* **DATA LINES**:
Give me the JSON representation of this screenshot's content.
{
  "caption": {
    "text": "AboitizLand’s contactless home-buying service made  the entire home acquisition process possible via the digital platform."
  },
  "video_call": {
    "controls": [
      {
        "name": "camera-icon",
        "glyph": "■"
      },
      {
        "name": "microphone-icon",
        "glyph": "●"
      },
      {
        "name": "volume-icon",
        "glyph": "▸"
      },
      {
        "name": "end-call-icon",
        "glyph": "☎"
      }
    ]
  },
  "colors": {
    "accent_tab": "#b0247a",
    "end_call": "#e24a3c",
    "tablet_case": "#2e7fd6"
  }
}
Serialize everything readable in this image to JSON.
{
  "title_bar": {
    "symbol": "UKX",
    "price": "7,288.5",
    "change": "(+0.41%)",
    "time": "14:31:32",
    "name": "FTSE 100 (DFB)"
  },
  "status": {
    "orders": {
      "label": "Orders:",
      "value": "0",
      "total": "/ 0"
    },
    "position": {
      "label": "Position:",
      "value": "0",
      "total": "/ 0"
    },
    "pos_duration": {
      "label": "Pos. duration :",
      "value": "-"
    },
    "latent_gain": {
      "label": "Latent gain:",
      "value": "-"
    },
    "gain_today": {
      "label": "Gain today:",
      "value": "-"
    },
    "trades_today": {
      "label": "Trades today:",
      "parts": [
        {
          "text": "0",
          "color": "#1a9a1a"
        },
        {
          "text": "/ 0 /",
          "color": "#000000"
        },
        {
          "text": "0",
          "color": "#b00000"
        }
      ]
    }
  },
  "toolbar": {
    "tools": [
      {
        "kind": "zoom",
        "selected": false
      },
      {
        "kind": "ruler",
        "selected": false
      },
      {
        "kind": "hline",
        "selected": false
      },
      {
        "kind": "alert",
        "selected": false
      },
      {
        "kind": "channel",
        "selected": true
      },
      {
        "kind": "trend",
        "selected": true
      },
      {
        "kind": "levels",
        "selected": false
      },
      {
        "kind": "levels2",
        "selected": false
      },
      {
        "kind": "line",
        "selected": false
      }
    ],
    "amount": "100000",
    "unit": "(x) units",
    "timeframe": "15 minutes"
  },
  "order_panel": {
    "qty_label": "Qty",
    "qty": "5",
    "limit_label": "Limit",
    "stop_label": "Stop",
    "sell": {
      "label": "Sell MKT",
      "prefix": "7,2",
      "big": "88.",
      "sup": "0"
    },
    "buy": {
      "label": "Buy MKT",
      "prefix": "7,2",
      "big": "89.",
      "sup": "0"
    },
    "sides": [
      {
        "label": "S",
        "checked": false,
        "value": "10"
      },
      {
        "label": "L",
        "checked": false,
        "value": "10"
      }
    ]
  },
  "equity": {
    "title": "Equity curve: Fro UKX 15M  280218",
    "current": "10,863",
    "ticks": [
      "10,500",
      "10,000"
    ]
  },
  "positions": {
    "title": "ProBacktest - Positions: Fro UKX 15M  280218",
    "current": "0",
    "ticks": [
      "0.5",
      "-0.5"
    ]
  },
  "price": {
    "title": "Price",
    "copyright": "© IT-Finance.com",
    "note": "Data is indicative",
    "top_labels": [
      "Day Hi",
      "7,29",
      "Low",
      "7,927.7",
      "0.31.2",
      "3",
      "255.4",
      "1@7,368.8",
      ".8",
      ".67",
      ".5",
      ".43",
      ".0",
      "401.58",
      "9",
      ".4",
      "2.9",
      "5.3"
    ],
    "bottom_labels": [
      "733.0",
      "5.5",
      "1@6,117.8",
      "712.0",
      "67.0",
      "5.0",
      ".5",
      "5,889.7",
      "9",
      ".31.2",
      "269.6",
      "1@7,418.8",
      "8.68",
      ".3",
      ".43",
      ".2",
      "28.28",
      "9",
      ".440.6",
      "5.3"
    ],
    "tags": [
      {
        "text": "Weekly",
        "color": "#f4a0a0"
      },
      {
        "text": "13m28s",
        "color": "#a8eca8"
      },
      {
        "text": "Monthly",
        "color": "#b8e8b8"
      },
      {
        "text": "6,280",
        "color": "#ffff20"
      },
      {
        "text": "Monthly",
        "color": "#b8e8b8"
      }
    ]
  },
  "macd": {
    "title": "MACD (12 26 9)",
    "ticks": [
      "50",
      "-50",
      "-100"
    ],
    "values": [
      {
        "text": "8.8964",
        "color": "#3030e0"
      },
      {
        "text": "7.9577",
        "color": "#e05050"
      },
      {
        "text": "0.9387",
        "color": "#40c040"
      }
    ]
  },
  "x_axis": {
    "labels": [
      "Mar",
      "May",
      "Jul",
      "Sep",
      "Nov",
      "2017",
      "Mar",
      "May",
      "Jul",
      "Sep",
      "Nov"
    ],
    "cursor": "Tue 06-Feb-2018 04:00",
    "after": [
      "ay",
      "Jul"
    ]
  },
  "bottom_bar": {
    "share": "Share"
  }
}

* **PROBLEM**: Restate the whole listing exactly.

* **SOLUTION**:
Give me the JSON representation of this screenshot's content.
{
  "caption": {
    "text": "AboitizLand’s contactless home-buying service made  the entire home acquisition process possible via the digital platform."
  },
  "video_call": {
    "controls": [
      {
        "name": "camera-icon",
        "glyph": "■"
      },
      {
        "name": "microphone-icon",
        "glyph": "●"
      },
      {
        "name": "volume-icon",
        "glyph": "▸"
      },
      {
        "name": "end-call-icon",
        "glyph": "☎"
      }
    ]
  },
  "colors": {
    "accent_tab": "#b0247a",
    "end_call": "#e24a3c",
    "tablet_case": "#2e7fd6"
  }
}
Serialize everything readable in this image to JSON.
{
  "title_bar": {
    "symbol": "UKX",
    "price": "7,288.5",
    "change": "(+0.41%)",
    "time": "14:31:32",
    "name": "FTSE 100 (DFB)"
  },
  "status": {
    "orders": {
      "label": "Orders:",
      "value": "0",
      "total": "/ 0"
    },
    "position": {
      "label": "Position:",
      "value": "0",
      "total": "/ 0"
    },
    "pos_duration": {
      "label": "Pos. duration :",
      "value": "-"
    },
    "latent_gain": {
      "label": "Latent gain:",
      "value": "-"
    },
    "gain_today": {
      "label": "Gain today:",
      "value": "-"
    },
    "trades_today": {
      "label": "Trades today:",
      "parts": [
        {
          "text": "0",
          "color": "#1a9a1a"
        },
        {
          "text": "/ 0 /",
          "color": "#000000"
        },
        {
          "text": "0",
          "color": "#b00000"
        }
      ]
    }
  },
  "toolbar": {
    "tools": [
      {
        "kind": "zoom",
        "selected": false
      },
      {
        "kind": "ruler",
        "selected": false
      },
      {
        "kind": "hline",
        "selected": false
      },
      {
        "kind": "alert",
        "selected": false
      },
      {
        "kind": "channel",
        "selected": true
      },
      {
        "kind": "trend",
        "selected": true
      },
      {
        "kind": "levels",
        "selected": false
      },
      {
        "kind": "levels2",
        "selected": false
      },
      {
        "kind": "line",
        "selected": false
      }
    ],
    "amount": "100000",
    "unit": "(x) units",
    "timeframe": "15 minutes"
  },
  "order_panel": {
    "qty_label": "Qty",
    "qty": "5",
    "limit_label": "Limit",
    "stop_label": "Stop",
    "sell": {
      "label": "Sell MKT",
      "prefix": "7,2",
      "big": "88.",
      "sup": "0"
    },
    "buy": {
      "label": "Buy MKT",
      "prefix": "7,2",
      "big": "89.",
      "sup": "0"
    },
    "sides": [
      {
        "label": "S",
        "checked": false,
        "value": "10"
      },
      {
        "label": "L",
        "checked": false,
        "value": "10"
      }
    ]
  },
  "equity": {
    "title": "Equity curve: Fro UKX 15M  280218",
    "current": "10,863",
    "ticks": [
      "10,500",
      "10,000"
    ]
  },
  "positions": {
    "title": "ProBacktest - Positions: Fro UKX 15M  280218",
    "current": "0",
    "ticks": [
      "0.5",
      "-0.5"
    ]
  },
  "price": {
    "title": "Price",
    "copyright": "© IT-Finance.com",
    "note": "Data is indicative",
    "top_labels": [
      "Day Hi",
      "7,29",
      "Low",
      "7,927.7",
      "0.31.2",
      "3",
      "255.4",
      "1@7,368.8",
      ".8",
      ".67",
      ".5",
      ".43",
      ".0",
      "401.58",
      "9",
      ".4",
      "2.9",
      "5.3"
    ],
    "bottom_labels": [
      "733.0",
      "5.5",
      "1@6,117.8",
      "712.0",
      "67.0",
      "5.0",
      ".5",
      "5,889.7",
      "9",
      ".31.2",
      "269.6",
      "1@7,418.8",
      "8.68",
      ".3",
      ".43",
      ".2",
      "28.28",
      "9",
      ".440.6",
      "5.3"
    ],
    "tags": [
      {
        "text": "Weekly",
        "color": "#f4a0a0"
      },
      {
        "text": "13m28s",
        "color": "#a8eca8"
      },
      {
        "text": "Monthly",
        "color": "#b8e8b8"
      },
      {
        "text": "6,280",
        "color": "#ffff20"
      },
      {
        "text": "Monthly",
        "color": "#b8e8b8"
      }
    ]
  },
  "macd": {
    "title": "MACD (12 26 9)",
    "ticks": [
      "50",
      "-50",
      "-100"
    ],
    "values": [
      {
        "text": "8.8964",
        "color": "#3030e0"
      },
      {
        "text": "7.9577",
        "color": "#e05050"
      },
      {
        "text": "0.9387",
        "color": "#40c040"
      }
    ]
  },
  "x_axis": {
    "labels": [
      "Mar",
      "May",
      "Jul",
      "Sep",
      "Nov",
      "2017",
      "Mar",
      "May",
      "Jul",
      "Sep",
      "Nov"
    ],
    "cursor": "Tue 06-Feb-2018 04:00",
    "after": [
      "ay",
      "Jul"
    ]
  },
  "bottom_bar": {
    "share": "Share"
  }
}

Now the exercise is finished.